> [AIM]: Pull out every line below that contains the word "from".

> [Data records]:
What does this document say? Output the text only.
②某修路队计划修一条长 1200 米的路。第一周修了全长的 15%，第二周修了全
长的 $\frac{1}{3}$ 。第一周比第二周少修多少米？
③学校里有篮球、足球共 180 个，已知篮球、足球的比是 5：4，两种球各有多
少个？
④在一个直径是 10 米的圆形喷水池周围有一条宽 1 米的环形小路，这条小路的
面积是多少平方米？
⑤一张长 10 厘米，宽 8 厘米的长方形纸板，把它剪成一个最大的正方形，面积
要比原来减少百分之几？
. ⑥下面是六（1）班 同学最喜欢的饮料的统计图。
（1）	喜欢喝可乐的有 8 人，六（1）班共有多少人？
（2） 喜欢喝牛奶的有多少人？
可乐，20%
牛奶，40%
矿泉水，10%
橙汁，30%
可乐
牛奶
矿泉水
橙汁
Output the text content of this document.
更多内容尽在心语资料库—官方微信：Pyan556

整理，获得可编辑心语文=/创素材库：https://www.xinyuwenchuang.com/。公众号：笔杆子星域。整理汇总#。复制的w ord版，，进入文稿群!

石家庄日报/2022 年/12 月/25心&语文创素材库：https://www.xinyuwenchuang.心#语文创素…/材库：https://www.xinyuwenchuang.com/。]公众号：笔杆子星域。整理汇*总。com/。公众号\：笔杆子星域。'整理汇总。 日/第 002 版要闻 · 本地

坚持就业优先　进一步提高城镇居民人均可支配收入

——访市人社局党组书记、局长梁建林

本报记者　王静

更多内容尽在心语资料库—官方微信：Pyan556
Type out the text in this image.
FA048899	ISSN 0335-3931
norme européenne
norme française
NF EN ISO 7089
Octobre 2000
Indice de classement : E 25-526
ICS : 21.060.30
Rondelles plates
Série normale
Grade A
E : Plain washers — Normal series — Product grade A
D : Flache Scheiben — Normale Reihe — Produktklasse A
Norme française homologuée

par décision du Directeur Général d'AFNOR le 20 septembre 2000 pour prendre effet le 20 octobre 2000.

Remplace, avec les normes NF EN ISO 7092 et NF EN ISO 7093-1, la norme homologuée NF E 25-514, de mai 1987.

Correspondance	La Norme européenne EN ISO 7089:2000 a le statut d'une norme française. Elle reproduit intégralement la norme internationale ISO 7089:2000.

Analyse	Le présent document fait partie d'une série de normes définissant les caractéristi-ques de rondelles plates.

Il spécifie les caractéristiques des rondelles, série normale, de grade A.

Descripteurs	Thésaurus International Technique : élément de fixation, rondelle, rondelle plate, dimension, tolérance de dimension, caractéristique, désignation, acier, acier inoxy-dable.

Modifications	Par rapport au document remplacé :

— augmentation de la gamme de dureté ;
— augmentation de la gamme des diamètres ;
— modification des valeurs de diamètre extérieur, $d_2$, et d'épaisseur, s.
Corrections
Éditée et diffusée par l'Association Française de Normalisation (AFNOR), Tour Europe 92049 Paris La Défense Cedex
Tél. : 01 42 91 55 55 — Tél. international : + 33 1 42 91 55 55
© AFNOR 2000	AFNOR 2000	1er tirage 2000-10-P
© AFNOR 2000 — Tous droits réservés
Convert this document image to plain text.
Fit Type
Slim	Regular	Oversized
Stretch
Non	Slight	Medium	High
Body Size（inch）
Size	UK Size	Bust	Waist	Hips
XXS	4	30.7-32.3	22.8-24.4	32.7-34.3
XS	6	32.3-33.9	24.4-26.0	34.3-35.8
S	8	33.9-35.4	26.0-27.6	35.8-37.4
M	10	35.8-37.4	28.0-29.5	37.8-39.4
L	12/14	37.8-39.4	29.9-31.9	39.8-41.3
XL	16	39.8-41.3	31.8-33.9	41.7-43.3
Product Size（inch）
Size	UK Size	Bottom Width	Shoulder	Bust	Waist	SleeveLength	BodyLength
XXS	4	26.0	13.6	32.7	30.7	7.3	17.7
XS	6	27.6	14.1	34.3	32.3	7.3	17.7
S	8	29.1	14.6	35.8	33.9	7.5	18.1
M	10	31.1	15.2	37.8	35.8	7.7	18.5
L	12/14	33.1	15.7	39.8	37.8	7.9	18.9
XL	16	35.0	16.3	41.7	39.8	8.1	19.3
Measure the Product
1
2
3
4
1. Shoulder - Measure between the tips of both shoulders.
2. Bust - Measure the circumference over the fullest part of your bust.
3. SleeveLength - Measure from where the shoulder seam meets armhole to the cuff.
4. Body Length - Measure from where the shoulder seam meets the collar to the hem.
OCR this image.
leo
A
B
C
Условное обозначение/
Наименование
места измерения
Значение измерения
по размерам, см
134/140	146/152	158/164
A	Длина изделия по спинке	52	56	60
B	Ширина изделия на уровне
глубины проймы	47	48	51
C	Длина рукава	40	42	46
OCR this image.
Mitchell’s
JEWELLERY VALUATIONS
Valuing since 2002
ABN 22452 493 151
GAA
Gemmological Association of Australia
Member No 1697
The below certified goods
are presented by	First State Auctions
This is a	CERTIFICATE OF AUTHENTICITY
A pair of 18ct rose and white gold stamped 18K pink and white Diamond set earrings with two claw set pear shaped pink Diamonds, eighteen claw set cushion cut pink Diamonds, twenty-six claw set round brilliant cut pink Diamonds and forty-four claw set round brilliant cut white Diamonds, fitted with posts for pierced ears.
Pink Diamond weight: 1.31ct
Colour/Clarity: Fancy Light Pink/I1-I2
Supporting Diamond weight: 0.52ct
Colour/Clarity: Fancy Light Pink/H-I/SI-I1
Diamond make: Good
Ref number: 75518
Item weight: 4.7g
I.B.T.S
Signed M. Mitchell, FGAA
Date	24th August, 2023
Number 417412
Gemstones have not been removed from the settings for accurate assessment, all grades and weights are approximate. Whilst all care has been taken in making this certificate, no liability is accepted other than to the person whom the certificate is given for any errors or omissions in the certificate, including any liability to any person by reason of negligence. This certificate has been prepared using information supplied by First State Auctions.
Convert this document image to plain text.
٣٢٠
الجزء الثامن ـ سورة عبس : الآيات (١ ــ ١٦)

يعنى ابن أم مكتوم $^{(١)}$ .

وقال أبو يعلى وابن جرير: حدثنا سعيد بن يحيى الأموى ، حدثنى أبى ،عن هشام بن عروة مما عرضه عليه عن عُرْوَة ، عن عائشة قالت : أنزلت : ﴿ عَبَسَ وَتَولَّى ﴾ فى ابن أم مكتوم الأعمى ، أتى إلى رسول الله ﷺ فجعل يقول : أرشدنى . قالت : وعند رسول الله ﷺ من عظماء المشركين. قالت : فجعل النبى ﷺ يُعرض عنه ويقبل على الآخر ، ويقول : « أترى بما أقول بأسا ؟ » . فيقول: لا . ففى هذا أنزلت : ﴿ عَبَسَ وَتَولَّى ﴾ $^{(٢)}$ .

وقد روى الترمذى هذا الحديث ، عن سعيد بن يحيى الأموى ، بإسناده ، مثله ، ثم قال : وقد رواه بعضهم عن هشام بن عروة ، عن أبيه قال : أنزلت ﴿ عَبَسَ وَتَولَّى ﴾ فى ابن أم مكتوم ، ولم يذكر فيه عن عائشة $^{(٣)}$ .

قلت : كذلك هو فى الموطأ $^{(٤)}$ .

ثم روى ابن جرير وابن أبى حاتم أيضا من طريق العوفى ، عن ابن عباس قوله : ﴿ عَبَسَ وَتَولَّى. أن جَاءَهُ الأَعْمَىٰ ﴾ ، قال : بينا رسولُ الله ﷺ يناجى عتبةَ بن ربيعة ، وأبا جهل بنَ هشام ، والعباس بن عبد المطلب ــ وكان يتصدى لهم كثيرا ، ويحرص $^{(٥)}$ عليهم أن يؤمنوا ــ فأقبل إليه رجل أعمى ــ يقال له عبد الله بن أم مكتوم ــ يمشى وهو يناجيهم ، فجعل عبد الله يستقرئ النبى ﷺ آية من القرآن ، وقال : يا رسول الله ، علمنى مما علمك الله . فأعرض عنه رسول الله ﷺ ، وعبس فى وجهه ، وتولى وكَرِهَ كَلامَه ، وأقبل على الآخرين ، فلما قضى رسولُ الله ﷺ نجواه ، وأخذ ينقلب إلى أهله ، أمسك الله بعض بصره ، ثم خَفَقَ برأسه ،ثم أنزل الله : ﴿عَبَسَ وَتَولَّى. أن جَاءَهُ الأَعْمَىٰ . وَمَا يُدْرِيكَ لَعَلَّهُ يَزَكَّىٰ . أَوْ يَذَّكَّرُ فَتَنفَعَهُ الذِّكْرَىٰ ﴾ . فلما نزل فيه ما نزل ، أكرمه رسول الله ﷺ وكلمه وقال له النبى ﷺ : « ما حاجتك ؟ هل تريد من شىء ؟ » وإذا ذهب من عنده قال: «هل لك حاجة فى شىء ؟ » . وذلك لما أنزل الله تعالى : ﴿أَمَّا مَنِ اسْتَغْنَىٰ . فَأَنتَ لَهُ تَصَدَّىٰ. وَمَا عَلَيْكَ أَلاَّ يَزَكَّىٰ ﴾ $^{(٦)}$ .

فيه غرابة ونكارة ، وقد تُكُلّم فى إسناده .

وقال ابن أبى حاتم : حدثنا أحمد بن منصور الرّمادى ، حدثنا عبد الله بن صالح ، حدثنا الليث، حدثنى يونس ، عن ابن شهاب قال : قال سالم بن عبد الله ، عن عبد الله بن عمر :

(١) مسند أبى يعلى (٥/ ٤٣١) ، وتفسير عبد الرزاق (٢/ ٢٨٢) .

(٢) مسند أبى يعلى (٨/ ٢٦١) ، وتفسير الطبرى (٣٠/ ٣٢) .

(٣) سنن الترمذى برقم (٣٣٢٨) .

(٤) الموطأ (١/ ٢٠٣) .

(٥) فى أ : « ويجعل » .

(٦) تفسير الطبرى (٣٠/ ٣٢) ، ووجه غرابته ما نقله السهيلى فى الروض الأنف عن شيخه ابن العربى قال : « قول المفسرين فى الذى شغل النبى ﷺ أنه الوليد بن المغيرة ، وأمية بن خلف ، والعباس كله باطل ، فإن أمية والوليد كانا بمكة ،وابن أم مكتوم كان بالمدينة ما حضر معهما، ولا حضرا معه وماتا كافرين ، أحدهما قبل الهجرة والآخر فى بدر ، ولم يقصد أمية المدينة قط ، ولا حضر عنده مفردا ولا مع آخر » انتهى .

> [SOLUTION]:
3. SleeveLength - Measure from where the shoulder seam meets armhole to the cuff.
4. Body Length - Measure from where the shoulder seam meets the collar to the hem.
Gemstones have not been removed from the settings for accurate assessment, all grades and weights are approximate. Whilst all care has been taken in making this certificate, no liability is accepted other than to the person whom the certificate is given for any errors or omissions in the certificate, including any liability to any person by reason of negligence. This certificate has been prepared using information supplied by First State Auctions.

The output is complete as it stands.